> **Exercise brief**: Please report how many lines of the data include the word "icon", with the number as the entire reply.

Page layout parsing data:
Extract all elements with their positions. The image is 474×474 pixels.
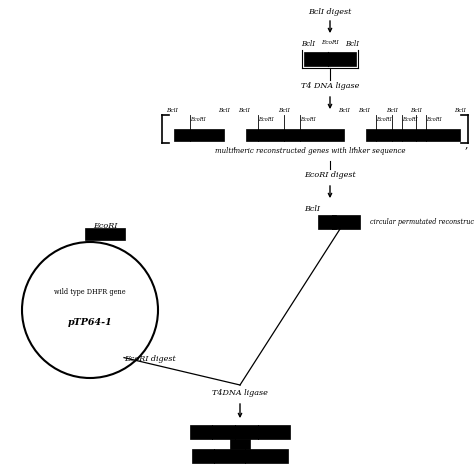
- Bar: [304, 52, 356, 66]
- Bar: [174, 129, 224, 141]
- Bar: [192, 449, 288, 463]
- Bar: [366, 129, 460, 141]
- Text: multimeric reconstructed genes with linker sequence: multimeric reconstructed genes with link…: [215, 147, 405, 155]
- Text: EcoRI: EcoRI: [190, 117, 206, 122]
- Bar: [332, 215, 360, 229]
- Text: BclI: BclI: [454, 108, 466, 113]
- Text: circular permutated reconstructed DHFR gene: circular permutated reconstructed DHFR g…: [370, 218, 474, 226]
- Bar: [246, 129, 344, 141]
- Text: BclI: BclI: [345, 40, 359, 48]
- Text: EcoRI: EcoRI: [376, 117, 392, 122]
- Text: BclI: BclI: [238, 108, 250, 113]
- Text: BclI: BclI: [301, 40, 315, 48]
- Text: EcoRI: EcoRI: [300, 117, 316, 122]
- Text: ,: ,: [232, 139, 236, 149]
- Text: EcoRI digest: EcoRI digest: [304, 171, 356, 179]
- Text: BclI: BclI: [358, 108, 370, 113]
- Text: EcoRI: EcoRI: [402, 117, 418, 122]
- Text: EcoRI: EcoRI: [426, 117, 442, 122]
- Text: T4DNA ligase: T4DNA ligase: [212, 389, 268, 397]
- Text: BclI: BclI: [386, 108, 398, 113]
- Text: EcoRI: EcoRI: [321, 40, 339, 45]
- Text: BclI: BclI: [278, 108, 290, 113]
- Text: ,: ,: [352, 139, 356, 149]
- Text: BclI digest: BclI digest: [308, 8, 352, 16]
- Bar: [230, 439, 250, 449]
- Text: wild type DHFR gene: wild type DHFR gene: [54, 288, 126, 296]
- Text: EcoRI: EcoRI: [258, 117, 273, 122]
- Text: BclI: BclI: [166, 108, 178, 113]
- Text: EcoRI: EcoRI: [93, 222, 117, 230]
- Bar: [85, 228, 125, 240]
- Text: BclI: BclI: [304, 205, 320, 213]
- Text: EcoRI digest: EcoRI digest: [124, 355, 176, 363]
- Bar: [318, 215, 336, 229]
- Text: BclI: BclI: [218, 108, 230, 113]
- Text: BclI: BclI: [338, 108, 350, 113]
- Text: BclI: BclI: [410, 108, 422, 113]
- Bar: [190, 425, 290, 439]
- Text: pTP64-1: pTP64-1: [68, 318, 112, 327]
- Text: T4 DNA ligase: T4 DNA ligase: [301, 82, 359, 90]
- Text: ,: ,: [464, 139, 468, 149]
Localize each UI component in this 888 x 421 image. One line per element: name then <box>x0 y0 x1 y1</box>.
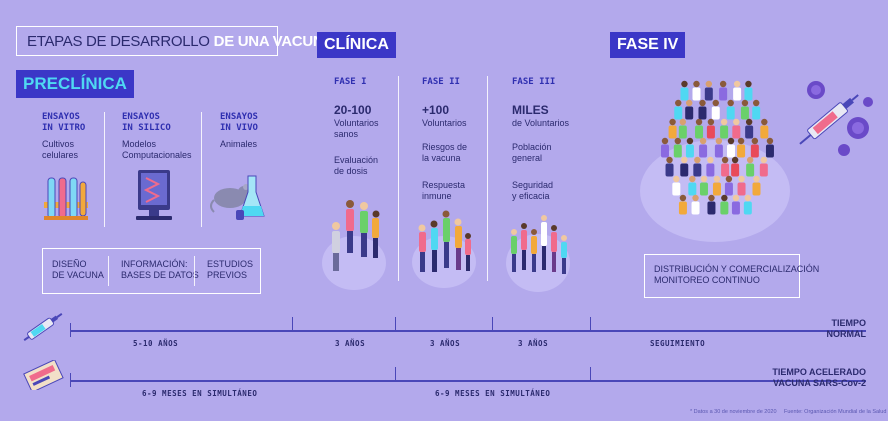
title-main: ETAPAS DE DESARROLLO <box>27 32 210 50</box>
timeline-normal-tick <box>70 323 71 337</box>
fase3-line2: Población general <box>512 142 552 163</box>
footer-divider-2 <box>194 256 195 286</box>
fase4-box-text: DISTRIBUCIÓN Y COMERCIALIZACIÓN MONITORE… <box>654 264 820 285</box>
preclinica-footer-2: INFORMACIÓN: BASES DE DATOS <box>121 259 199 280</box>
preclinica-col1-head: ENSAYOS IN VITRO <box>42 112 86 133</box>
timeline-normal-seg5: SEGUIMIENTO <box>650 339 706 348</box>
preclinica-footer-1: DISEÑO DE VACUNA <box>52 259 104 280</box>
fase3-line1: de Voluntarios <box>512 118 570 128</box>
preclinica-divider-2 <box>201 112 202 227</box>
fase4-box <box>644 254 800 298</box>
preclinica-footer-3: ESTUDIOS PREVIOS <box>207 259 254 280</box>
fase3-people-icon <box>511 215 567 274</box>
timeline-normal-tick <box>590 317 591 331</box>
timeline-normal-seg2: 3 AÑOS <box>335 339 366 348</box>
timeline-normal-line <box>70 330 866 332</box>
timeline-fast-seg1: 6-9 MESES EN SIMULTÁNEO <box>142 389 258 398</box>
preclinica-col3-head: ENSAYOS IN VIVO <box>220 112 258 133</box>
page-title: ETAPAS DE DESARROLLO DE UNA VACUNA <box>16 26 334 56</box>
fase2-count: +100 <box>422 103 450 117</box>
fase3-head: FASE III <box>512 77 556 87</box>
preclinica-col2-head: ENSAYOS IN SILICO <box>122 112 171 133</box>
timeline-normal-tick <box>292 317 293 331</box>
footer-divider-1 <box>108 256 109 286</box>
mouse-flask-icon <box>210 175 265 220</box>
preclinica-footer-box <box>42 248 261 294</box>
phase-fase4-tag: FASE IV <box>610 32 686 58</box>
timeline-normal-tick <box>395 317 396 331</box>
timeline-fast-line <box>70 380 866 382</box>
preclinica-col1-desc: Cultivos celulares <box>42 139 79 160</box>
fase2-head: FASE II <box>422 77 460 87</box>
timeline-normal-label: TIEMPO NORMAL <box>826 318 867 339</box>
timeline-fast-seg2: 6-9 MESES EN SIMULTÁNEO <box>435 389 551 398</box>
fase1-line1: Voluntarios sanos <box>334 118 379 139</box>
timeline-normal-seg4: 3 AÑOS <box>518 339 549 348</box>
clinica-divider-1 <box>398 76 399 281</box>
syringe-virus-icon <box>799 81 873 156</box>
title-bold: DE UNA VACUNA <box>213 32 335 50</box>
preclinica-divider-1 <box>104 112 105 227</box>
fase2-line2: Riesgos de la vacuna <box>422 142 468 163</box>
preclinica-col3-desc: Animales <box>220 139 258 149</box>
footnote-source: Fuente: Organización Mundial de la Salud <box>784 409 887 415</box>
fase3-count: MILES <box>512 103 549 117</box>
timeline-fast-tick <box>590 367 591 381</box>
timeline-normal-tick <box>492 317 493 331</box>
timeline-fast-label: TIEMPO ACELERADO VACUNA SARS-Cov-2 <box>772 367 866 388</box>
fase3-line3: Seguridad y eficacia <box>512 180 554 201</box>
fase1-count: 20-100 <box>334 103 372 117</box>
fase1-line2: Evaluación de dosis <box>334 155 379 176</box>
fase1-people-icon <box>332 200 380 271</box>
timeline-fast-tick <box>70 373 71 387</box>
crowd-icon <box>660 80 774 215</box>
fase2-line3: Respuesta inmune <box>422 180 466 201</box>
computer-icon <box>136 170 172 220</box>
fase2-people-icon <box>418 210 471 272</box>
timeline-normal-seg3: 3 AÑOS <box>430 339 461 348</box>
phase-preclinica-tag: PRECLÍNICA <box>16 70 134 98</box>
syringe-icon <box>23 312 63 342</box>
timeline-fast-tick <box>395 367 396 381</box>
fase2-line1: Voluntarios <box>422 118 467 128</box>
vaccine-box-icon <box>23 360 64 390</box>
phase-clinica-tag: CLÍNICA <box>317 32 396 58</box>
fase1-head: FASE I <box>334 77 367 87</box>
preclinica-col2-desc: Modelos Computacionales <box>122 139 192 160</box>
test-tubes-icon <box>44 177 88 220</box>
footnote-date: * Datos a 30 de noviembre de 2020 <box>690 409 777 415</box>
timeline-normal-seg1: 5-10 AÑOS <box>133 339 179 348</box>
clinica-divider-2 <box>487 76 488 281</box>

* * *

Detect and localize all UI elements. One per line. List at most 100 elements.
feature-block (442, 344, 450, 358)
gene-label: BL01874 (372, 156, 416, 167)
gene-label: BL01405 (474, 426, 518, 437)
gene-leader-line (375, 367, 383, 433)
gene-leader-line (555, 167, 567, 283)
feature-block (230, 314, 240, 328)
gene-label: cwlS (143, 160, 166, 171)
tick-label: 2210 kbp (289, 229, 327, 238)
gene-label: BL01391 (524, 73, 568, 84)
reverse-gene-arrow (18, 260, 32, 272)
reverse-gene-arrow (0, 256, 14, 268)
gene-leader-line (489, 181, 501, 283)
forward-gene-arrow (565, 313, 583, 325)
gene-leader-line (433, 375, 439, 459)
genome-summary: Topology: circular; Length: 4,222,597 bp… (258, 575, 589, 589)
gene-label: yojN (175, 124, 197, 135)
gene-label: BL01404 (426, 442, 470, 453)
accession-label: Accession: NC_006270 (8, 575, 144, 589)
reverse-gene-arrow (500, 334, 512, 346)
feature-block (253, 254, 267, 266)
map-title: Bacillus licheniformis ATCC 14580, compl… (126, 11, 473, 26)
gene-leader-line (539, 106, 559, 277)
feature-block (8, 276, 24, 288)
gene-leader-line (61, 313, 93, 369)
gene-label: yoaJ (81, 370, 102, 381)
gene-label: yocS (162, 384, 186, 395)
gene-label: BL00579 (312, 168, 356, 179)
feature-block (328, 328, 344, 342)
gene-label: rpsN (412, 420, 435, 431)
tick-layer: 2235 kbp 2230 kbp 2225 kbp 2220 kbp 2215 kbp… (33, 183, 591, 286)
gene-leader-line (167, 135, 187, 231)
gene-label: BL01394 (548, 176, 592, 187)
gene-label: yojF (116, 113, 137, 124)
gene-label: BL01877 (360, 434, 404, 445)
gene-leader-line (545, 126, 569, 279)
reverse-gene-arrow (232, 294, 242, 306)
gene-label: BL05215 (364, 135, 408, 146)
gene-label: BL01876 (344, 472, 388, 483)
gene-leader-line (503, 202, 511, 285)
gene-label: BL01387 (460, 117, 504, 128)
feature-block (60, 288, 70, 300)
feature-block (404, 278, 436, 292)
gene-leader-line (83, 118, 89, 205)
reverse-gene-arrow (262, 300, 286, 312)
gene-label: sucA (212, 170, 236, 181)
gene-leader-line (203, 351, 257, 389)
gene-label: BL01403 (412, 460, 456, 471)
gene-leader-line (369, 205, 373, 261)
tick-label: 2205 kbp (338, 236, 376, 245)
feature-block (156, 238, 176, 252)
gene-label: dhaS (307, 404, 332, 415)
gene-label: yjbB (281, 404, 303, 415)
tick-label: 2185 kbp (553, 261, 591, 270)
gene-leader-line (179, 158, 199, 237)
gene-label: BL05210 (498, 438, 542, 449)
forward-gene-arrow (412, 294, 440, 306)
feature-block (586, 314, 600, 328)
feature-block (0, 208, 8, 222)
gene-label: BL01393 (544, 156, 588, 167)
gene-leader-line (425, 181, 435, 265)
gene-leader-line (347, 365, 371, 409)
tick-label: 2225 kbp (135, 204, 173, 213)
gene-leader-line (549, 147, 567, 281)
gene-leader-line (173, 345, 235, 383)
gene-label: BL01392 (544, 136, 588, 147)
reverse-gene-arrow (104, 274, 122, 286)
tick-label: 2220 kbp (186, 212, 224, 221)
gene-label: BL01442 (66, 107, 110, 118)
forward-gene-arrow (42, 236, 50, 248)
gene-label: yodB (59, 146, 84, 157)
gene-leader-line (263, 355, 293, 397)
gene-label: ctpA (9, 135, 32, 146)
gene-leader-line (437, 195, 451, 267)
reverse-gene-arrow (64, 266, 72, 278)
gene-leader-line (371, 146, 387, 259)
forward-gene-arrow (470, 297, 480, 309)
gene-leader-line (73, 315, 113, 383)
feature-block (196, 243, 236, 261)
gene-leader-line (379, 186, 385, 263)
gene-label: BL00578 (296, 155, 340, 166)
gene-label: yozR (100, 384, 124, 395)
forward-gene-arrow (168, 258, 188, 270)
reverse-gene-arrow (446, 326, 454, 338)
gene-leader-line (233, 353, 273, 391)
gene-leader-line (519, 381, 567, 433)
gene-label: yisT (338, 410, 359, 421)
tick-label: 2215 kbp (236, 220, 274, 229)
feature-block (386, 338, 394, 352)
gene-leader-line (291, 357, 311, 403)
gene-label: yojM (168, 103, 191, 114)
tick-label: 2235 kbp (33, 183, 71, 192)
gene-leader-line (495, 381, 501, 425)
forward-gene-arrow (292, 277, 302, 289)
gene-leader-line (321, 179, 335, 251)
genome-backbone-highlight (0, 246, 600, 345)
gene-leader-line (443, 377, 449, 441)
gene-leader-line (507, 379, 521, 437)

> **Response box**: 10